**DIRECTIONS**
The answer must be a single number: how many lines in the entries hold the string "avanzada".
··· AVAILABLE DATA
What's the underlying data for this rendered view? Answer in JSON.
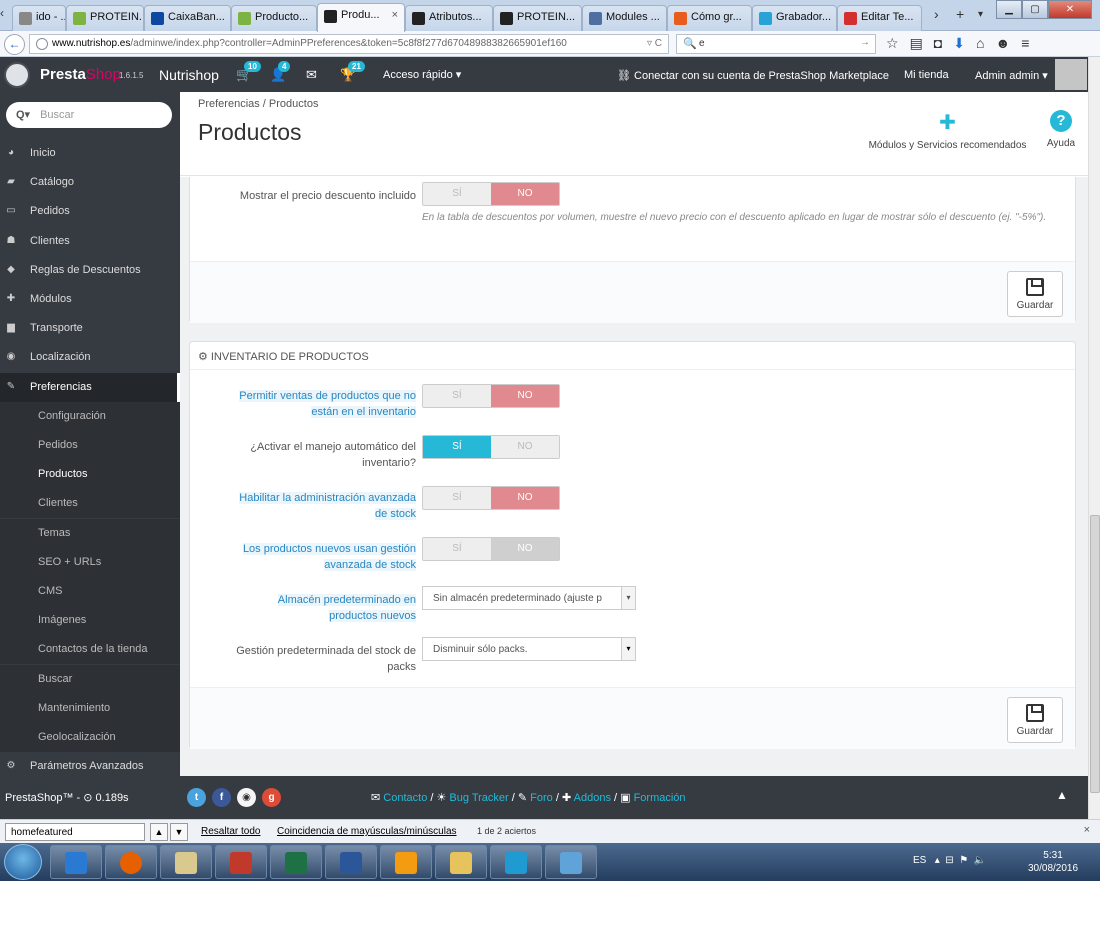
{
  "browser": {
    "tabs": [
      {
        "label": "ido - ...",
        "color": "#888888"
      },
      {
        "label": "PROTEIN...",
        "color": "#7cb342"
      },
      {
        "label": "CaixaBan...",
        "color": "#0d47a1"
      },
      {
        "label": "Producto...",
        "color": "#7cb342"
      },
      {
        "label": "Produ...",
        "color": "#222222",
        "active": true,
        "close": "×"
      },
      {
        "label": "Atributos...",
        "color": "#222222"
      },
      {
        "label": "PROTEIN...",
        "color": "#222222"
      },
      {
        "label": "Modules ...",
        "color": "#4e6fa0"
      },
      {
        "label": "Cómo gr...",
        "color": "#e85d1e"
      },
      {
        "label": "Grabador...",
        "color": "#29a3d6"
      },
      {
        "label": "Editar Te...",
        "color": "#d32f2f"
      }
    ],
    "url_host": "www.nutrishop.es",
    "url_path": "/adminwe/index.php?controller=AdminPPreferences&token=5c8f8f277d67048988382665901ef160",
    "search_value": "e"
  },
  "header": {
    "brand_presta": "Presta",
    "brand_shop": "Shop",
    "version": "1.6.1.5",
    "shop_name": "Nutrishop",
    "badges": [
      "10",
      "4",
      "21"
    ],
    "quick_access": "Acceso rápido ▾",
    "marketplace": "Conectar con su cuenta de PrestaShop Marketplace",
    "my_shop": "Mi tienda",
    "admin": "Admin admin ▾"
  },
  "sidebar": {
    "search_placeholder": "Buscar",
    "items": [
      {
        "label": "Inicio",
        "icon": "dashboard-icon"
      },
      {
        "label": "Catálogo",
        "icon": "catalog-icon"
      },
      {
        "label": "Pedidos",
        "icon": "orders-icon"
      },
      {
        "label": "Clientes",
        "icon": "customers-icon"
      },
      {
        "label": "Reglas de Descuentos",
        "icon": "discount-icon"
      },
      {
        "label": "Módulos",
        "icon": "modules-icon"
      },
      {
        "label": "Transporte",
        "icon": "truck-icon"
      },
      {
        "label": "Localización",
        "icon": "globe-icon"
      },
      {
        "label": "Preferencias",
        "icon": "wrench-icon"
      }
    ],
    "subitems": [
      "Configuración",
      "Pedidos",
      "Productos",
      "Clientes",
      "Temas",
      "SEO + URLs",
      "CMS",
      "Imágenes",
      "Contactos de la tienda",
      "Buscar",
      "Mantenimiento",
      "Geolocalización"
    ],
    "advanced": "Parámetros Avanzados"
  },
  "page": {
    "breadcrumb": "Preferencias  /  Productos",
    "title": "Productos",
    "modules_label": "Módulos y Servicios recomendados",
    "help_label": "Ayuda"
  },
  "panel1": {
    "label": "Mostrar el precio descuento incluido",
    "si": "SÍ",
    "no": "NO",
    "help": "En la tabla de descuentos por volumen, muestre el nuevo precio con el descuento aplicado en lugar de mostrar sólo el descuento (ej. \"-5%\").",
    "save": "Guardar"
  },
  "panel2": {
    "title": "INVENTARIO DE PRODUCTOS",
    "fields": [
      {
        "label1": "Permitir ventas de productos que no",
        "label2": "están en el inventario"
      },
      {
        "label1": "¿Activar el manejo automático del",
        "label2": "inventario?"
      },
      {
        "label1": "Habilitar la administración avanzada",
        "label2": "de stock"
      },
      {
        "label1": "Los productos nuevos usan gestión",
        "label2": "avanzada de stock"
      },
      {
        "label1": "Almacén predeterminado en",
        "label2": "productos nuevos"
      },
      {
        "label1": "Gestión predeterminada del stock de",
        "label2": "packs"
      }
    ],
    "si": "SÍ",
    "no": "NO",
    "warehouse_value": "Sin almacén predeterminado (ajuste p",
    "packs_value": "Disminuir sólo packs.",
    "save": "Guardar"
  },
  "footer": {
    "version": "PrestaShop™ - ⊙ 0.189s",
    "links": [
      {
        "icon": "✉",
        "label": "Contacto"
      },
      {
        "icon": "☀",
        "label": "Bug Tracker"
      },
      {
        "icon": "✎",
        "label": "Foro"
      },
      {
        "icon": "✚",
        "label": "Addons"
      },
      {
        "icon": "▣",
        "label": "Formación"
      }
    ]
  },
  "findbar": {
    "value": "homefeatured",
    "highlight_all": "Resaltar todo",
    "match_case": "Coincidencia de mayúsculas/minúsculas",
    "status": "1 de 2 aciertos"
  },
  "taskbar": {
    "lang": "ES",
    "time": "5:31",
    "date": "30/08/2016"
  }
}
······
**ANSWER AREA**
2